What to produce: Write out each line beneath this one exactly as it reads.

Extracted material:
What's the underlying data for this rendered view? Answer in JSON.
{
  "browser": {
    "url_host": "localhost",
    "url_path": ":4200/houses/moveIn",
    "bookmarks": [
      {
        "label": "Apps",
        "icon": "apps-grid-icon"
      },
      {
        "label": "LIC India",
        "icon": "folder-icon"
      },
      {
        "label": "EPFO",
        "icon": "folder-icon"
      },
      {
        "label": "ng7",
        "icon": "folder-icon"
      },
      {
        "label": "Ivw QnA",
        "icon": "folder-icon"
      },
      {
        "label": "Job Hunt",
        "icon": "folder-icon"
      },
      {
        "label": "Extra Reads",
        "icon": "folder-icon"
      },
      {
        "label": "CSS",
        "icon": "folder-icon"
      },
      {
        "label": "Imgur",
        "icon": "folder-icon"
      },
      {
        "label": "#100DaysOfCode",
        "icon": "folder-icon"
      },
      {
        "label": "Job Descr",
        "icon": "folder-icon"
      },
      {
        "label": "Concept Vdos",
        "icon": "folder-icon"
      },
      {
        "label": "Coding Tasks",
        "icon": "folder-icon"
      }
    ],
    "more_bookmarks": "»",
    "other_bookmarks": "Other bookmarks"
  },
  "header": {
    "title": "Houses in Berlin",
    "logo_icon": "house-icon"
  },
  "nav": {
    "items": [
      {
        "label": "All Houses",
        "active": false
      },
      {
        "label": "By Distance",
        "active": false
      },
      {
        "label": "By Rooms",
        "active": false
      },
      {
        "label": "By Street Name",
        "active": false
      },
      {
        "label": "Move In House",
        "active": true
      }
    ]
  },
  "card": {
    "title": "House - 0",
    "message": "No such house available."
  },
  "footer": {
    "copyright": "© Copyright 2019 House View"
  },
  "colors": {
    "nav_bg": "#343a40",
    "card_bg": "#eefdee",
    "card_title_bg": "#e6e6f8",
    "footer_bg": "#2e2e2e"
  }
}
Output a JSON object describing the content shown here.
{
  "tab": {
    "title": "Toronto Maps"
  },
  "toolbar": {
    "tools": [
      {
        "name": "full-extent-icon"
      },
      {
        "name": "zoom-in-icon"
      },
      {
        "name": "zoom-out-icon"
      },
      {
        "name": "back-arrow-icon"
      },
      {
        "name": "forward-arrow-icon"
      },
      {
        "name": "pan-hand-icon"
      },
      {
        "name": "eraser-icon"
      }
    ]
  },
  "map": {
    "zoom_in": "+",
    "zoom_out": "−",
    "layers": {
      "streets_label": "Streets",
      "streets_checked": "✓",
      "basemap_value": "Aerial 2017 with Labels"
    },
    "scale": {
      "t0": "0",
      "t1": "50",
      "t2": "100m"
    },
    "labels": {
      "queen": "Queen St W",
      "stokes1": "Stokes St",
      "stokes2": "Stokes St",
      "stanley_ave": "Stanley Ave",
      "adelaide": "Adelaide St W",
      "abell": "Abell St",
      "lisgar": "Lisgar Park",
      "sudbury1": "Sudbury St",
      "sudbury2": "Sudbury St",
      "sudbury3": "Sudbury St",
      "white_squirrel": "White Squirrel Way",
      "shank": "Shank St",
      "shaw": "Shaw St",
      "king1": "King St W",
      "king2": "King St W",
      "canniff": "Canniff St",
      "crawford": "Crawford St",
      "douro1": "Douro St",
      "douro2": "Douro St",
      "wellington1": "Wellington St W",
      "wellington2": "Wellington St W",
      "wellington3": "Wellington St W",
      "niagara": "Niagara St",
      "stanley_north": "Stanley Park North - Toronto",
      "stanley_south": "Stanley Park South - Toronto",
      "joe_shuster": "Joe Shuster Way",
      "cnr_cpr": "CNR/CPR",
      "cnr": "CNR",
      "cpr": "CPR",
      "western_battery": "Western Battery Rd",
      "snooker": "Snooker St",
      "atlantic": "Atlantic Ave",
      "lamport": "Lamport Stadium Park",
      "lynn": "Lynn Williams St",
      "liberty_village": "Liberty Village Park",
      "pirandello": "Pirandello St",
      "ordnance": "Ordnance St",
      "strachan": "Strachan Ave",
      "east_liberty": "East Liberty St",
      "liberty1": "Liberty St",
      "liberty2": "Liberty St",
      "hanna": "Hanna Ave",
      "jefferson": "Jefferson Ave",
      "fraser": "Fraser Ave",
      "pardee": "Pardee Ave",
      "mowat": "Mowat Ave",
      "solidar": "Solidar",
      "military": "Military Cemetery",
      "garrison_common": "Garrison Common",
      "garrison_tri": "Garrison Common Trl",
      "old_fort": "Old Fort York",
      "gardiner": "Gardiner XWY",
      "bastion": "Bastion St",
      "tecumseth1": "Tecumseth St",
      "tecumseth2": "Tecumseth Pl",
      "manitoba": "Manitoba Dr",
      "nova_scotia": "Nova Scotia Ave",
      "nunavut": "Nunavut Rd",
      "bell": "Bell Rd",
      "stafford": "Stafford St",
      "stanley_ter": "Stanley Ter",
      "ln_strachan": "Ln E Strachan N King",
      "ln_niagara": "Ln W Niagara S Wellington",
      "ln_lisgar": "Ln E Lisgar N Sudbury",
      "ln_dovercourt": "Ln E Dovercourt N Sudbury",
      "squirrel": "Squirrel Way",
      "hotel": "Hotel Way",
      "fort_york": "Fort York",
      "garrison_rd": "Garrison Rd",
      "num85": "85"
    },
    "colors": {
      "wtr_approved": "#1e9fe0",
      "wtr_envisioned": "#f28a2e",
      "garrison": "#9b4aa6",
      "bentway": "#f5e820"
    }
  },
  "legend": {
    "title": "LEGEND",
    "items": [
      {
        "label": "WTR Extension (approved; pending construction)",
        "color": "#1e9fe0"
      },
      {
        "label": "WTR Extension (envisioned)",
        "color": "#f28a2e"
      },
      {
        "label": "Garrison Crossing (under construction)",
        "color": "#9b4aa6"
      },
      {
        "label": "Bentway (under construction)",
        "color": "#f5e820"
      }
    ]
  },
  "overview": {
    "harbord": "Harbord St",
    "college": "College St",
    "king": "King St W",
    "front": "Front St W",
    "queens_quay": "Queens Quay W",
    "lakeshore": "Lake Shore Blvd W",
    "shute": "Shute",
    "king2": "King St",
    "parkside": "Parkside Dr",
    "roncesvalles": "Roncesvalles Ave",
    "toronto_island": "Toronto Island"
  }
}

Reply:
What's the underlying data for this rendered view? Answer in JSON.
{
  "browser": {
    "url_host": "localhost",
    "url_path": ":4200/houses/moveIn",
    "bookmarks": [
      {
        "label": "Apps",
        "icon": "apps-grid-icon"
      },
      {
        "label": "LIC India",
        "icon": "folder-icon"
      },
      {
        "label": "EPFO",
        "icon": "folder-icon"
      },
      {
        "label": "ng7",
        "icon": "folder-icon"
      },
      {
        "label": "Ivw QnA",
        "icon": "folder-icon"
      },
      {
        "label": "Job Hunt",
        "icon": "folder-icon"
      },
      {
        "label": "Extra Reads",
        "icon": "folder-icon"
      },
      {
        "label": "CSS",
        "icon": "folder-icon"
      },
      {
        "label": "Imgur",
        "icon": "folder-icon"
      },
      {
        "label": "#100DaysOfCode",
        "icon": "folder-icon"
      },
      {
        "label": "Job Descr",
        "icon": "folder-icon"
      },
      {
        "label": "Concept Vdos",
        "icon": "folder-icon"
      },
      {
        "label": "Coding Tasks",
        "icon": "folder-icon"
      }
    ],
    "more_bookmarks": "»",
    "other_bookmarks": "Other bookmarks"
  },
  "header": {
    "title": "Houses in Berlin",
    "logo_icon": "house-icon"
  },
  "nav": {
    "items": [
      {
        "label": "All Houses",
        "active": false
      },
      {
        "label": "By Distance",
        "active": false
      },
      {
        "label": "By Rooms",
        "active": false
      },
      {
        "label": "By Street Name",
        "active": false
      },
      {
        "label": "Move In House",
        "active": true
      }
    ]
  },
  "card": {
    "title": "House - 0",
    "message": "No such house available."
  },
  "footer": {
    "copyright": "© Copyright 2019 House View"
  },
  "colors": {
    "nav_bg": "#343a40",
    "card_bg": "#eefdee",
    "card_title_bg": "#e6e6f8",
    "footer_bg": "#2e2e2e"
  }
}
Output a JSON object describing the content shown here.
{
  "tab": {
    "title": "Toronto Maps"
  },
  "toolbar": {
    "tools": [
      {
        "name": "full-extent-icon"
      },
      {
        "name": "zoom-in-icon"
      },
      {
        "name": "zoom-out-icon"
      },
      {
        "name": "back-arrow-icon"
      },
      {
        "name": "forward-arrow-icon"
      },
      {
        "name": "pan-hand-icon"
      },
      {
        "name": "eraser-icon"
      }
    ]
  },
  "map": {
    "zoom_in": "+",
    "zoom_out": "−",
    "layers": {
      "streets_label": "Streets",
      "streets_checked": "✓",
      "basemap_value": "Aerial 2017 with Labels"
    },
    "scale": {
      "t0": "0",
      "t1": "50",
      "t2": "100m"
    },
    "labels": {
      "queen": "Queen St W",
      "stokes1": "Stokes St",
      "stokes2": "Stokes St",
      "stanley_ave": "Stanley Ave",
      "adelaide": "Adelaide St W",
      "abell": "Abell St",
      "lisgar": "Lisgar Park",
      "sudbury1": "Sudbury St",
      "sudbury2": "Sudbury St",
      "sudbury3": "Sudbury St",
      "white_squirrel": "White Squirrel Way",
      "shank": "Shank St",
      "shaw": "Shaw St",
      "king1": "King St W",
      "king2": "King St W",
      "canniff": "Canniff St",
      "crawford": "Crawford St",
      "douro1": "Douro St",
      "douro2": "Douro St",
      "wellington1": "Wellington St W",
      "wellington2": "Wellington St W",
      "wellington3": "Wellington St W",
      "niagara": "Niagara St",
      "stanley_north": "Stanley Park North - Toronto",
      "stanley_south": "Stanley Park South - Toronto",
      "joe_shuster": "Joe Shuster Way",
      "cnr_cpr": "CNR/CPR",
      "cnr": "CNR",
      "cpr": "CPR",
      "western_battery": "Western Battery Rd",
      "snooker": "Snooker St",
      "atlantic": "Atlantic Ave",
      "lamport": "Lamport Stadium Park",
      "lynn": "Lynn Williams St",
      "liberty_village": "Liberty Village Park",
      "pirandello": "Pirandello St",
      "ordnance": "Ordnance St",
      "strachan": "Strachan Ave",
      "east_liberty": "East Liberty St",
      "liberty1": "Liberty St",
      "liberty2": "Liberty St",
      "hanna": "Hanna Ave",
      "jefferson": "Jefferson Ave",
      "fraser": "Fraser Ave",
      "pardee": "Pardee Ave",
      "mowat": "Mowat Ave",
      "solidar": "Solidar",
      "military": "Military Cemetery",
      "garrison_common": "Garrison Common",
      "garrison_tri": "Garrison Common Trl",
      "old_fort": "Old Fort York",
      "gardiner": "Gardiner XWY",
      "bastion": "Bastion St",
      "tecumseth1": "Tecumseth St",
      "tecumseth2": "Tecumseth Pl",
      "manitoba": "Manitoba Dr",
      "nova_scotia": "Nova Scotia Ave",
      "nunavut": "Nunavut Rd",
      "bell": "Bell Rd",
      "stafford": "Stafford St",
      "stanley_ter": "Stanley Ter",
      "ln_strachan": "Ln E Strachan N King",
      "ln_niagara": "Ln W Niagara S Wellington",
      "ln_lisgar": "Ln E Lisgar N Sudbury",
      "ln_dovercourt": "Ln E Dovercourt N Sudbury",
      "squirrel": "Squirrel Way",
      "hotel": "Hotel Way",
      "fort_york": "Fort York",
      "garrison_rd": "Garrison Rd",
      "num85": "85"
    },
    "colors": {
      "wtr_approved": "#1e9fe0",
      "wtr_envisioned": "#f28a2e",
      "garrison": "#9b4aa6",
      "bentway": "#f5e820"
    }
  },
  "legend": {
    "title": "LEGEND",
    "items": [
      {
        "label": "WTR Extension (approved; pending construction)",
        "color": "#1e9fe0"
      },
      {
        "label": "WTR Extension (envisioned)",
        "color": "#f28a2e"
      },
      {
        "label": "Garrison Crossing (under construction)",
        "color": "#9b4aa6"
      },
      {
        "label": "Bentway (under construction)",
        "color": "#f5e820"
      }
    ]
  },
  "overview": {
    "harbord": "Harbord St",
    "college": "College St",
    "king": "King St W",
    "front": "Front St W",
    "queens_quay": "Queens Quay W",
    "lakeshore": "Lake Shore Blvd W",
    "shute": "Shute",
    "king2": "King St",
    "parkside": "Parkside Dr",
    "roncesvalles": "Roncesvalles Ave",
    "toronto_island": "Toronto Island"
  }
}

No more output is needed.